> **EXERCISE**: Say how many lines include the word "Korrelation". Reply with nothing but the number.

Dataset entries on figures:
== == ==

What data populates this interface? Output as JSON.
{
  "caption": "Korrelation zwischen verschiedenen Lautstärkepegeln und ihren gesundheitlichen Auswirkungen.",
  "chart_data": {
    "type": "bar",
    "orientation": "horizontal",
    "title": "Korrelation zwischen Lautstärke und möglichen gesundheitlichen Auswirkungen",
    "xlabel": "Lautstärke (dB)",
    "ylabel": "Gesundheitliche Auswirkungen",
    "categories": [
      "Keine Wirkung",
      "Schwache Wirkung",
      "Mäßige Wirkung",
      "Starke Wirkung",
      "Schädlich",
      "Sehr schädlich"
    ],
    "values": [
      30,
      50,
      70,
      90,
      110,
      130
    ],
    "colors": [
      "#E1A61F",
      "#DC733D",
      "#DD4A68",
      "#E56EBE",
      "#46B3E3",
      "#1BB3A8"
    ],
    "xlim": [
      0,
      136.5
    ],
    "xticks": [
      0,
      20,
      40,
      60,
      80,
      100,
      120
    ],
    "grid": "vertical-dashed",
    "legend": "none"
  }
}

== == ==

> **TASK SOLUTION**: 2